Items from a data source:
------
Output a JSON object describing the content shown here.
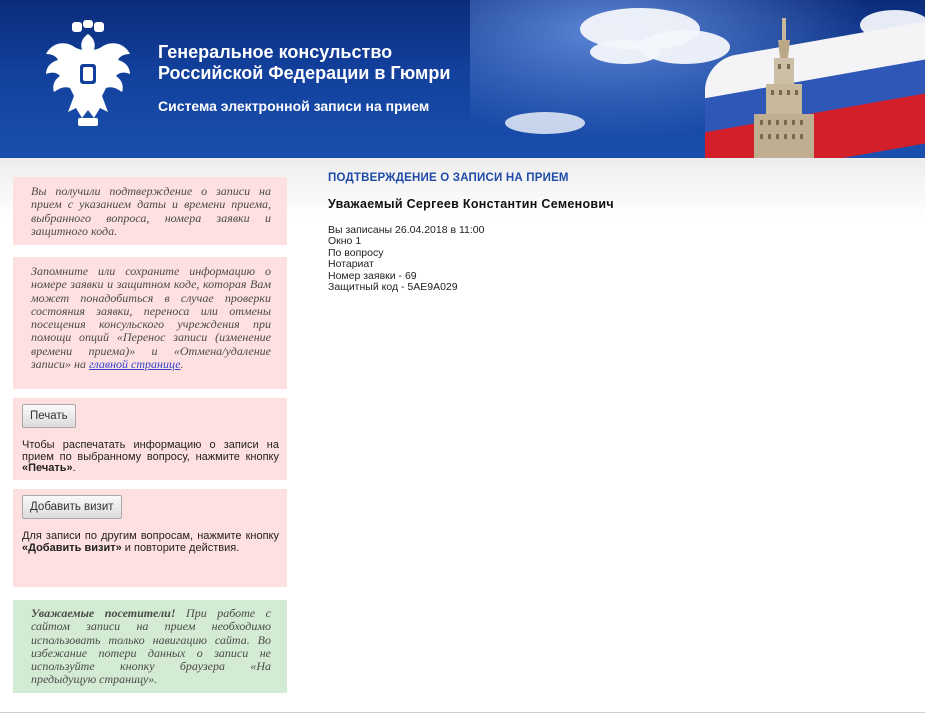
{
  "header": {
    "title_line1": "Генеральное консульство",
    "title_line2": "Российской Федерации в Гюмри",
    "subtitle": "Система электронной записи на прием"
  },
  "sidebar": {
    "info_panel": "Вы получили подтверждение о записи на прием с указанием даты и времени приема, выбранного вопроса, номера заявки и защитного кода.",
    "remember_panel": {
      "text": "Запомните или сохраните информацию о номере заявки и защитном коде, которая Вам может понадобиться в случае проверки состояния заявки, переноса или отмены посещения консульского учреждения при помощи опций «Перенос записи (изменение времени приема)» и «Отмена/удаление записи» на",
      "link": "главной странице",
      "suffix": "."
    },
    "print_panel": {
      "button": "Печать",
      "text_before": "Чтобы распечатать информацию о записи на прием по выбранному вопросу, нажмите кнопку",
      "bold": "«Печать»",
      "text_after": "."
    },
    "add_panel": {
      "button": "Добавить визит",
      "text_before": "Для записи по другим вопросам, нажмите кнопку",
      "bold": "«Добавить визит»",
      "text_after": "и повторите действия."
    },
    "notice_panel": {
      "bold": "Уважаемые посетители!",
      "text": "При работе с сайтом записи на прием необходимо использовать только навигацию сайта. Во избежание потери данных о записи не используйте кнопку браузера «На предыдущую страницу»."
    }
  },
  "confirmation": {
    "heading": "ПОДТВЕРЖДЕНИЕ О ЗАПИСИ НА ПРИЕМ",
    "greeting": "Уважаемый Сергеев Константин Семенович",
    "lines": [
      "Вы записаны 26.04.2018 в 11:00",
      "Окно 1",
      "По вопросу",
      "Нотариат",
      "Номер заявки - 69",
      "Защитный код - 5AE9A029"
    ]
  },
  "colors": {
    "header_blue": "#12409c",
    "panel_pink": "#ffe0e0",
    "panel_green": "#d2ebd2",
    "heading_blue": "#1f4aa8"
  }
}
------
Restate the whole of the material word for word without the pictures.

[Output]
Output a JSON object describing the content shown here.
{
  "header": {
    "title_line1": "Генеральное консульство",
    "title_line2": "Российской Федерации в Гюмри",
    "subtitle": "Система электронной записи на прием"
  },
  "sidebar": {
    "info_panel": "Вы получили подтверждение о записи на прием с указанием даты и времени приема, выбранного вопроса, номера заявки и защитного кода.",
    "remember_panel": {
      "text": "Запомните или сохраните информацию о номере заявки и защитном коде, которая Вам может понадобиться в случае проверки состояния заявки, переноса или отмены посещения консульского учреждения при помощи опций «Перенос записи (изменение времени приема)» и «Отмена/удаление записи» на",
      "link": "главной странице",
      "suffix": "."
    },
    "print_panel": {
      "button": "Печать",
      "text_before": "Чтобы распечатать информацию о записи на прием по выбранному вопросу, нажмите кнопку",
      "bold": "«Печать»",
      "text_after": "."
    },
    "add_panel": {
      "button": "Добавить визит",
      "text_before": "Для записи по другим вопросам, нажмите кнопку",
      "bold": "«Добавить визит»",
      "text_after": "и повторите действия."
    },
    "notice_panel": {
      "bold": "Уважаемые посетители!",
      "text": "При работе с сайтом записи на прием необходимо использовать только навигацию сайта. Во избежание потери данных о записи не используйте кнопку браузера «На предыдущую страницу»."
    }
  },
  "confirmation": {
    "heading": "ПОДТВЕРЖДЕНИЕ О ЗАПИСИ НА ПРИЕМ",
    "greeting": "Уважаемый Сергеев Константин Семенович",
    "lines": [
      "Вы записаны 26.04.2018 в 11:00",
      "Окно 1",
      "По вопросу",
      "Нотариат",
      "Номер заявки - 69",
      "Защитный код - 5AE9A029"
    ]
  },
  "colors": {
    "header_blue": "#12409c",
    "panel_pink": "#ffe0e0",
    "panel_green": "#d2ebd2",
    "heading_blue": "#1f4aa8"
  }
}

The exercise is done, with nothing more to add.